SELECTED EXCERPT |
**********

Michael J. Boyd, president of The Boyd Group/Aviation Systems Research Corp. of Golden, Colo., predicted in 1995 that high enplanement costs could effectively turn the new airport into a small version of the Denver International Airport, where ticket prices skyrocketed after construction of the airport, prompting many city residents to drive to Colorado Springs to catch cheap flights instead.
But that hasn’t been the case. Van Laningham said airport costs amount to only about 3 to 5 percent of costs to the airlines, so that amount of increase in ticket prices would be negligible.
Jet service
The primary draw of the new airport is jet service, Van Laningham said.
A longer runway — 8,800 feet — allows jets to operate at Northwest Regional. Drake Field could only accommodate slower turboprop aircraft.
Jet service means shorter flights and direct flights to cities like Chicago and Atlanta. Jets can also fly above bad weather and thus encounter less turbulence.

**********

DATASET ENTRIES |
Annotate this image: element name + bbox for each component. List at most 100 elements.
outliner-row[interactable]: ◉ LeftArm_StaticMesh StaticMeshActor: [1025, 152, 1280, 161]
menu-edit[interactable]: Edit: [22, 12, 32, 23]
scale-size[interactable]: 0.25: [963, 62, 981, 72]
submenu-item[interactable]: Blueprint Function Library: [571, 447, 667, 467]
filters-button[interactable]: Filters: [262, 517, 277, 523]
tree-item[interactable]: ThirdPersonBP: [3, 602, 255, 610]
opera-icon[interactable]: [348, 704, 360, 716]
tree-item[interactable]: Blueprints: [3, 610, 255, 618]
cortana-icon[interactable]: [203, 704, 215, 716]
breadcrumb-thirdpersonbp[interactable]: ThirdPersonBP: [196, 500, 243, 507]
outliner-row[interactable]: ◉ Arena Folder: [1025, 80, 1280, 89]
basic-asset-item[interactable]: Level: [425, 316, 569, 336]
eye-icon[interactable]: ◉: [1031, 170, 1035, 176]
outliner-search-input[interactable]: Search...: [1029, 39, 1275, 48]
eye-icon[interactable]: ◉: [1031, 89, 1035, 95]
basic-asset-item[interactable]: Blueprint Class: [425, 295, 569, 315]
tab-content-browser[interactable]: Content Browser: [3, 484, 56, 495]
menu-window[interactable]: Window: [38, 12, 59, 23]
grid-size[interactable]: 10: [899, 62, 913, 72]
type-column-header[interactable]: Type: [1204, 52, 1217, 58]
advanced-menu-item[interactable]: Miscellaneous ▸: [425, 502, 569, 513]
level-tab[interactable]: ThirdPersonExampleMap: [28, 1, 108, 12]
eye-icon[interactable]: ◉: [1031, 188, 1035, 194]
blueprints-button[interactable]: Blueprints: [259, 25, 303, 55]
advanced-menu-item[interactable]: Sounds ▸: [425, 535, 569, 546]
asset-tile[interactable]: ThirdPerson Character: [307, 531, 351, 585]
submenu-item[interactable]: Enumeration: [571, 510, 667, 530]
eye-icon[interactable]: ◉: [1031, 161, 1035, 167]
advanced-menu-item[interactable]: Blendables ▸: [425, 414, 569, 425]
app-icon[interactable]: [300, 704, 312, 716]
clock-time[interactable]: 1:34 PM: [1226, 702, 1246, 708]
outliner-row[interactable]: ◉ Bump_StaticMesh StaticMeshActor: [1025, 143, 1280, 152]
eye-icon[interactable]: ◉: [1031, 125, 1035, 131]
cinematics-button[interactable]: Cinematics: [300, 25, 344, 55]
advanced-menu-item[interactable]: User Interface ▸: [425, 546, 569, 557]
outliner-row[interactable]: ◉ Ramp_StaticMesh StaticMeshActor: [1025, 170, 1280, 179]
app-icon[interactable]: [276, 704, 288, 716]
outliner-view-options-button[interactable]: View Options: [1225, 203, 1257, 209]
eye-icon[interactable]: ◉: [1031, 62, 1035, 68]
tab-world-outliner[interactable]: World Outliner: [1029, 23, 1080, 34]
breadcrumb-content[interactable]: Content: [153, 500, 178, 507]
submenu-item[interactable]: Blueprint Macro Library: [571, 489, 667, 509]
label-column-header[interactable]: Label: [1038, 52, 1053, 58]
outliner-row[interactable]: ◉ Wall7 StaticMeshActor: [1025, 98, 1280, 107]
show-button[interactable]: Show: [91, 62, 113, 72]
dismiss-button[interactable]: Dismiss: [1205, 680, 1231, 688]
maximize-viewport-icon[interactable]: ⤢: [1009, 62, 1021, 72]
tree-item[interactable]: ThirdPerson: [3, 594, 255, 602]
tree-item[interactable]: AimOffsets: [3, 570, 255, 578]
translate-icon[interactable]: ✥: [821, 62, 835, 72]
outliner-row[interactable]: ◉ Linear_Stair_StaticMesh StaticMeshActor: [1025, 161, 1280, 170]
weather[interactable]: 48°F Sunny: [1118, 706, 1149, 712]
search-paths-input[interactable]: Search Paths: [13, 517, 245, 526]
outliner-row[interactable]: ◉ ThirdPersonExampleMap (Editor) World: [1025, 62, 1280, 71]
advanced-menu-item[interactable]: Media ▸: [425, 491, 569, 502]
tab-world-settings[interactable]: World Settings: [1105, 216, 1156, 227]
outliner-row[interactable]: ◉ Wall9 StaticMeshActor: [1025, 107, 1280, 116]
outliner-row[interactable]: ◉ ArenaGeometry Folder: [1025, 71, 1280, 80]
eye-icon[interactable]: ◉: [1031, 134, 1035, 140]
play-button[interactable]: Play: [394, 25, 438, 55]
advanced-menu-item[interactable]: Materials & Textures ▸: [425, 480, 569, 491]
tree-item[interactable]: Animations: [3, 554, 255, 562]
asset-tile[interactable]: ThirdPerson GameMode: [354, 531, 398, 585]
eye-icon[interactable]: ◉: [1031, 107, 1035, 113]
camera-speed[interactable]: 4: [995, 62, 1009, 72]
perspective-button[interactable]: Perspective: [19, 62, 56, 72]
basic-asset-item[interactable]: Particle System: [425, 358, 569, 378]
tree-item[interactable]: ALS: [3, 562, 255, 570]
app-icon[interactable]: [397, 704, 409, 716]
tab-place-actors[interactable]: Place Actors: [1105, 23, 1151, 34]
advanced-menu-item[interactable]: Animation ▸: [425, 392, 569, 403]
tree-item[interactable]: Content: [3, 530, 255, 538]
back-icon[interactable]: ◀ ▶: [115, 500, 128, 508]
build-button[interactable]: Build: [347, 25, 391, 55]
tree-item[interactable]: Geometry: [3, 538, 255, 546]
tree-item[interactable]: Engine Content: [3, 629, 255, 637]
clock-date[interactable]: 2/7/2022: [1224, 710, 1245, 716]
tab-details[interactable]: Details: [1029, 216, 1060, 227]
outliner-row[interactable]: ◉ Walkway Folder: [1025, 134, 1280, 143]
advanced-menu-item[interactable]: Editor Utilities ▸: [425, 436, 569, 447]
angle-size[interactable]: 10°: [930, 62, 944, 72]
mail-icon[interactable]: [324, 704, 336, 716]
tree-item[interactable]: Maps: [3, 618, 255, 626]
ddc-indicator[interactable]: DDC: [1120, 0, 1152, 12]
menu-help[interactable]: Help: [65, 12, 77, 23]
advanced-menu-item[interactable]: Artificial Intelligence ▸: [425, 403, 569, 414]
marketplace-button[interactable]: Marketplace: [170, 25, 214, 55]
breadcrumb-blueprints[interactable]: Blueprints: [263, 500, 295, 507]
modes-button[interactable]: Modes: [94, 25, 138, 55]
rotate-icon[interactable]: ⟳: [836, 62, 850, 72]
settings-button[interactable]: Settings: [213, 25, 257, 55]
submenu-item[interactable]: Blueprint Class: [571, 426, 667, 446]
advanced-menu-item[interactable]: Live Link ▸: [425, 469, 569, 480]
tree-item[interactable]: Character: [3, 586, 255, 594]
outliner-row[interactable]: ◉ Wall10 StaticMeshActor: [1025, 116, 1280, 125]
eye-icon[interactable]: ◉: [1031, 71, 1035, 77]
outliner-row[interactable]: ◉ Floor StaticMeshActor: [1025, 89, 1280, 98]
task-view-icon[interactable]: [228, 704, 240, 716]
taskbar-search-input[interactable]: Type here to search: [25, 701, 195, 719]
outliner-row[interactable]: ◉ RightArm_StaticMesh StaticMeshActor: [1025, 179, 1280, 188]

**********

PROBLEM 1 | Repeat the passage about the new airport word for word from "But that hasn’t" to "Van Laningham said.".
PROBLEM 2 |
Answer these questions from the passage about the new airport:
(a) How long is the runway at Northwest Regional?
(b) According to Van Laningham, what share of the airlines' costs do airport costs make up?
(c) Where did many Denver residents drive to catch cheap flights?
The records have nothing to do with the passage about the new airport.

YOUR RESPONSE 1 |
But that hasn’t been the case. Van Laningham said airport costs amount to only about 3 to 5 percent of costs to the airlines, so that amount of increase in ticket prices would be negligible.
Jet service
The primary draw of the new airport is jet service, Van Laningham said.

YOUR RESPONSE 2 |
(a) 8,800 feet.
(b) Only about 3 to 5 percent.
(c) Colorado Springs.